• **SUPPLIED MATERIAL**
□ □ □ □ □
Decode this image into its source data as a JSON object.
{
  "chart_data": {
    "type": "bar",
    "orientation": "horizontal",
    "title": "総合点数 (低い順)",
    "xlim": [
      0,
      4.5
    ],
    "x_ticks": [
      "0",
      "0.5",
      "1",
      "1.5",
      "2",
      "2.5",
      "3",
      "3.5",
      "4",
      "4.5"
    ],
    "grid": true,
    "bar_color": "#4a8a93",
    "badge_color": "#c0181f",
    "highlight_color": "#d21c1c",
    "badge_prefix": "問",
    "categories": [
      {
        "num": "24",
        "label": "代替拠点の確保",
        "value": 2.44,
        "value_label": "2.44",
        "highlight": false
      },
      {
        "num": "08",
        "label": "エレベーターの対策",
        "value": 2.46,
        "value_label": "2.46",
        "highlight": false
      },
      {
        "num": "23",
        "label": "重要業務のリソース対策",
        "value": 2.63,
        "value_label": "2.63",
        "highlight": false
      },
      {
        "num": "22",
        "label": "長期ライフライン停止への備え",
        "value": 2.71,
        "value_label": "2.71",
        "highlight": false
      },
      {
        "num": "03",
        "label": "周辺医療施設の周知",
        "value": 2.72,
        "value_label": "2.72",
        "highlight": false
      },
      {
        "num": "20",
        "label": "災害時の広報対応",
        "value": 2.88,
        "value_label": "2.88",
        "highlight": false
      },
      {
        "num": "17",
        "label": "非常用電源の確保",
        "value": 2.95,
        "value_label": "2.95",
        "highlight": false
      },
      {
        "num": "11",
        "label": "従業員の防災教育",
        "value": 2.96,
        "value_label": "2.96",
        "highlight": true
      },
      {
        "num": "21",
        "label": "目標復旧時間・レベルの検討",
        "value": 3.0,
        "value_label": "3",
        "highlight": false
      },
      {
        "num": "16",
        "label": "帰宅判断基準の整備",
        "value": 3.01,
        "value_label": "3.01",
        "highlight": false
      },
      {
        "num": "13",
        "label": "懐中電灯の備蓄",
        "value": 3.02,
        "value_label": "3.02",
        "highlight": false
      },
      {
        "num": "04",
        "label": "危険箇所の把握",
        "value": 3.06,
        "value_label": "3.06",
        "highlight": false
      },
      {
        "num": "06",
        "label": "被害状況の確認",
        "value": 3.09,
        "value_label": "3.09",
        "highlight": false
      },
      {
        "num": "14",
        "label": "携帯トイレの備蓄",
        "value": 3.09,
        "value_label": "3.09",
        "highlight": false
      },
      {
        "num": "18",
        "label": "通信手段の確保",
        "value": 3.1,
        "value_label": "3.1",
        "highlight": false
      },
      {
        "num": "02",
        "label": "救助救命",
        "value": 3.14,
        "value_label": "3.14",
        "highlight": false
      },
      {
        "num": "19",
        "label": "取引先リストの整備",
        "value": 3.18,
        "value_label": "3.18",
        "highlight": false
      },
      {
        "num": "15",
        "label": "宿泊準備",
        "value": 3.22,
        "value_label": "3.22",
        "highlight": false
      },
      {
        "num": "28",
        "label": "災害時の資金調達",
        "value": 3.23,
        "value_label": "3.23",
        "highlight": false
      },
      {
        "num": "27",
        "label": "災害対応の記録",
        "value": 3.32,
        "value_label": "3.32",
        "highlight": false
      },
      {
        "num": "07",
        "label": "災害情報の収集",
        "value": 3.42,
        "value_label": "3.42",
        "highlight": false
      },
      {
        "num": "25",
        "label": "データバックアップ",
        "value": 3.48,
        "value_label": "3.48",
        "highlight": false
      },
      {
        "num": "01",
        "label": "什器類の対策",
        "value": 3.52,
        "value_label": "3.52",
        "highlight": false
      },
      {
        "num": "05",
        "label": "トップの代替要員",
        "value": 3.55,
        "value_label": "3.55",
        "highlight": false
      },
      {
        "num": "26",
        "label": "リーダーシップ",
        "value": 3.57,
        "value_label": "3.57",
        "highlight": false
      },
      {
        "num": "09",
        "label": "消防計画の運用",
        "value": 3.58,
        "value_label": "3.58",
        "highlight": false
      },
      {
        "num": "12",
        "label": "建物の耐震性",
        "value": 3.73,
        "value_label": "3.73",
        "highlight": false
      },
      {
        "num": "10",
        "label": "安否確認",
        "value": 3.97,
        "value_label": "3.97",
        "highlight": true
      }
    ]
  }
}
□ □ □ □ □
Quote the data above in full, changing nothing.

• **CORRECT RESULT**
Decode this image into its source data as a JSON object.
{
  "chart_data": {
    "type": "bar",
    "orientation": "horizontal",
    "title": "総合点数 (低い順)",
    "xlim": [
      0,
      4.5
    ],
    "x_ticks": [
      "0",
      "0.5",
      "1",
      "1.5",
      "2",
      "2.5",
      "3",
      "3.5",
      "4",
      "4.5"
    ],
    "grid": true,
    "bar_color": "#4a8a93",
    "badge_color": "#c0181f",
    "highlight_color": "#d21c1c",
    "badge_prefix": "問",
    "categories": [
      {
        "num": "24",
        "label": "代替拠点の確保",
        "value": 2.44,
        "value_label": "2.44",
        "highlight": false
      },
      {
        "num": "08",
        "label": "エレベーターの対策",
        "value": 2.46,
        "value_label": "2.46",
        "highlight": false
      },
      {
        "num": "23",
        "label": "重要業務のリソース対策",
        "value": 2.63,
        "value_label": "2.63",
        "highlight": false
      },
      {
        "num": "22",
        "label": "長期ライフライン停止への備え",
        "value": 2.71,
        "value_label": "2.71",
        "highlight": false
      },
      {
        "num": "03",
        "label": "周辺医療施設の周知",
        "value": 2.72,
        "value_label": "2.72",
        "highlight": false
      },
      {
        "num": "20",
        "label": "災害時の広報対応",
        "value": 2.88,
        "value_label": "2.88",
        "highlight": false
      },
      {
        "num": "17",
        "label": "非常用電源の確保",
        "value": 2.95,
        "value_label": "2.95",
        "highlight": false
      },
      {
        "num": "11",
        "label": "従業員の防災教育",
        "value": 2.96,
        "value_label": "2.96",
        "highlight": true
      },
      {
        "num": "21",
        "label": "目標復旧時間・レベルの検討",
        "value": 3.0,
        "value_label": "3",
        "highlight": false
      },
      {
        "num": "16",
        "label": "帰宅判断基準の整備",
        "value": 3.01,
        "value_label": "3.01",
        "highlight": false
      },
      {
        "num": "13",
        "label": "懐中電灯の備蓄",
        "value": 3.02,
        "value_label": "3.02",
        "highlight": false
      },
      {
        "num": "04",
        "label": "危険箇所の把握",
        "value": 3.06,
        "value_label": "3.06",
        "highlight": false
      },
      {
        "num": "06",
        "label": "被害状況の確認",
        "value": 3.09,
        "value_label": "3.09",
        "highlight": false
      },
      {
        "num": "14",
        "label": "携帯トイレの備蓄",
        "value": 3.09,
        "value_label": "3.09",
        "highlight": false
      },
      {
        "num": "18",
        "label": "通信手段の確保",
        "value": 3.1,
        "value_label": "3.1",
        "highlight": false
      },
      {
        "num": "02",
        "label": "救助救命",
        "value": 3.14,
        "value_label": "3.14",
        "highlight": false
      },
      {
        "num": "19",
        "label": "取引先リストの整備",
        "value": 3.18,
        "value_label": "3.18",
        "highlight": false
      },
      {
        "num": "15",
        "label": "宿泊準備",
        "value": 3.22,
        "value_label": "3.22",
        "highlight": false
      },
      {
        "num": "28",
        "label": "災害時の資金調達",
        "value": 3.23,
        "value_label": "3.23",
        "highlight": false
      },
      {
        "num": "27",
        "label": "災害対応の記録",
        "value": 3.32,
        "value_label": "3.32",
        "highlight": false
      },
      {
        "num": "07",
        "label": "災害情報の収集",
        "value": 3.42,
        "value_label": "3.42",
        "highlight": false
      },
      {
        "num": "25",
        "label": "データバックアップ",
        "value": 3.48,
        "value_label": "3.48",
        "highlight": false
      },
      {
        "num": "01",
        "label": "什器類の対策",
        "value": 3.52,
        "value_label": "3.52",
        "highlight": false
      },
      {
        "num": "05",
        "label": "トップの代替要員",
        "value": 3.55,
        "value_label": "3.55",
        "highlight": false
      },
      {
        "num": "26",
        "label": "リーダーシップ",
        "value": 3.57,
        "value_label": "3.57",
        "highlight": false
      },
      {
        "num": "09",
        "label": "消防計画の運用",
        "value": 3.58,
        "value_label": "3.58",
        "highlight": false
      },
      {
        "num": "12",
        "label": "建物の耐震性",
        "value": 3.73,
        "value_label": "3.73",
        "highlight": false
      },
      {
        "num": "10",
        "label": "安否確認",
        "value": 3.97,
        "value_label": "3.97",
        "highlight": true
      }
    ]
  }
}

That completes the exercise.